-- GIVEN INSTRUCTION --
Pull out each line of the records holding the string "immigrants".

(Dataset excerpt)
_ _ _ _ _
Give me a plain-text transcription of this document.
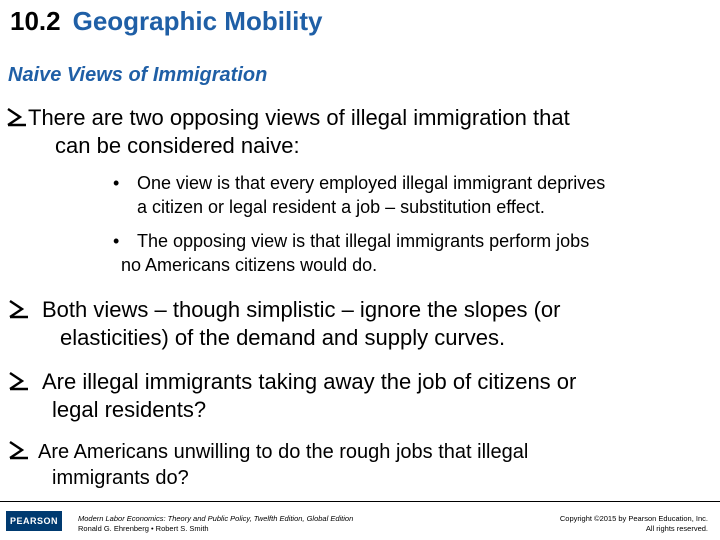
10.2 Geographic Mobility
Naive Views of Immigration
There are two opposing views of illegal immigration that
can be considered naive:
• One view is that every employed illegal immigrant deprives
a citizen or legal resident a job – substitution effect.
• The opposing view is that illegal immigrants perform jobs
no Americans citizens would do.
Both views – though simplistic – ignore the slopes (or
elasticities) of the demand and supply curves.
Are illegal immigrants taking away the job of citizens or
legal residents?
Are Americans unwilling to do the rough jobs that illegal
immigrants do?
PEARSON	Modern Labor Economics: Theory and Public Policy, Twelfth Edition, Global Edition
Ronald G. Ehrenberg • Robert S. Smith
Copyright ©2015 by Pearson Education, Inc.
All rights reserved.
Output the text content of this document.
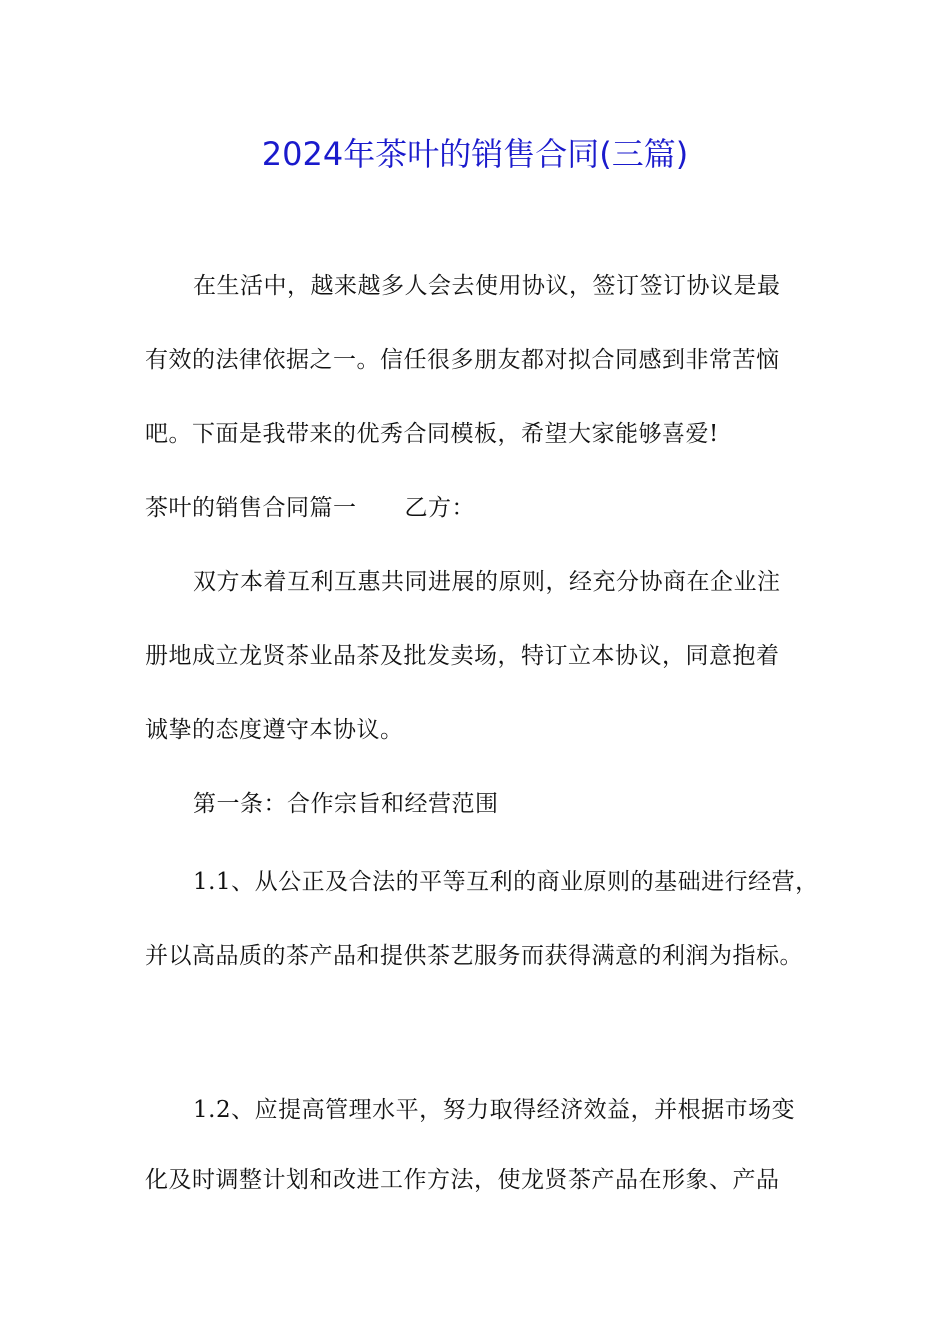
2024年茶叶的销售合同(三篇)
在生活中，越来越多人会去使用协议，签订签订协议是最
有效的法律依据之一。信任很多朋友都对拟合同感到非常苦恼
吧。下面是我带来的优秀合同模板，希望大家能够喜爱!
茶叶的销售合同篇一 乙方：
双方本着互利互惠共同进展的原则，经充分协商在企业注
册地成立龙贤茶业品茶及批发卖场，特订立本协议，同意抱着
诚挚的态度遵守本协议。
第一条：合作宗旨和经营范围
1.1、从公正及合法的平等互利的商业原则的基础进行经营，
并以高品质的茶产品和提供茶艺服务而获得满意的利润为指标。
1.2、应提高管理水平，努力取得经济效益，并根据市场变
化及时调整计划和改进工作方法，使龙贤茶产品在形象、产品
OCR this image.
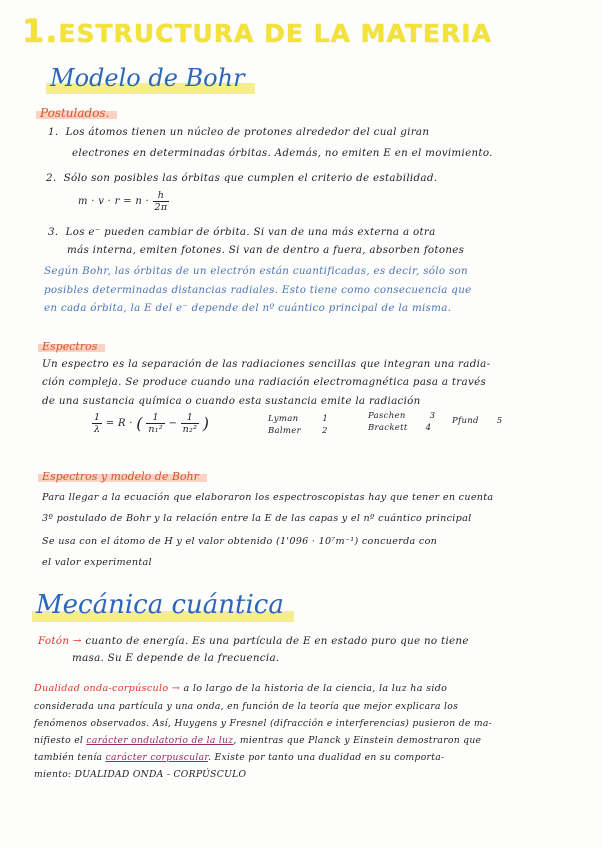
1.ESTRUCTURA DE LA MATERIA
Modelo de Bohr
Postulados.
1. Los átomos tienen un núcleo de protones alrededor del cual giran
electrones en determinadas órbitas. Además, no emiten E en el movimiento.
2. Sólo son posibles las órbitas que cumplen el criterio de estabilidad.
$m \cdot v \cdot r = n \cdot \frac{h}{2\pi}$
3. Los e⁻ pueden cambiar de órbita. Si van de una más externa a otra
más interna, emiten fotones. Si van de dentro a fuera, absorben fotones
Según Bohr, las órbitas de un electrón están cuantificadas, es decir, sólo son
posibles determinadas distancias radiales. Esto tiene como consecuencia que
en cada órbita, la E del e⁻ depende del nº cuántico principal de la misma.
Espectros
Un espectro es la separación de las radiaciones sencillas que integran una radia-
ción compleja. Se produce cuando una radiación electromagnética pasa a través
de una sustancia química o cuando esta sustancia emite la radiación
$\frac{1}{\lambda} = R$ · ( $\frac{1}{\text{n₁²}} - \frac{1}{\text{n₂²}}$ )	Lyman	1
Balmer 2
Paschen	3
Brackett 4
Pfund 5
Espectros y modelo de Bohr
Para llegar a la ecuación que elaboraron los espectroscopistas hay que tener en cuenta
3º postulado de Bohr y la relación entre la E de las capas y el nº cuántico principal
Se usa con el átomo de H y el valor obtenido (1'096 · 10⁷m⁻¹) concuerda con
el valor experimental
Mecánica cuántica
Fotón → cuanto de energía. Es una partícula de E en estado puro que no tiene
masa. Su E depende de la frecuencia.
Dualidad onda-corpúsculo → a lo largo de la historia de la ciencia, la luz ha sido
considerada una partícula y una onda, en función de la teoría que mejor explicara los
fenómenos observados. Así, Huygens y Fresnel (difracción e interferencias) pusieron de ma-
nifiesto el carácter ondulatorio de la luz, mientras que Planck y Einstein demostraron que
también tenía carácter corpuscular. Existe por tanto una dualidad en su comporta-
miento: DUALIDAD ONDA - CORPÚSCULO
_ _ _ _ _
-- EXERCISE OUTPUT --
• The opposing view is that illegal immigrants perform jobs
Are illegal immigrants taking away the job of citizens or
immigrants do?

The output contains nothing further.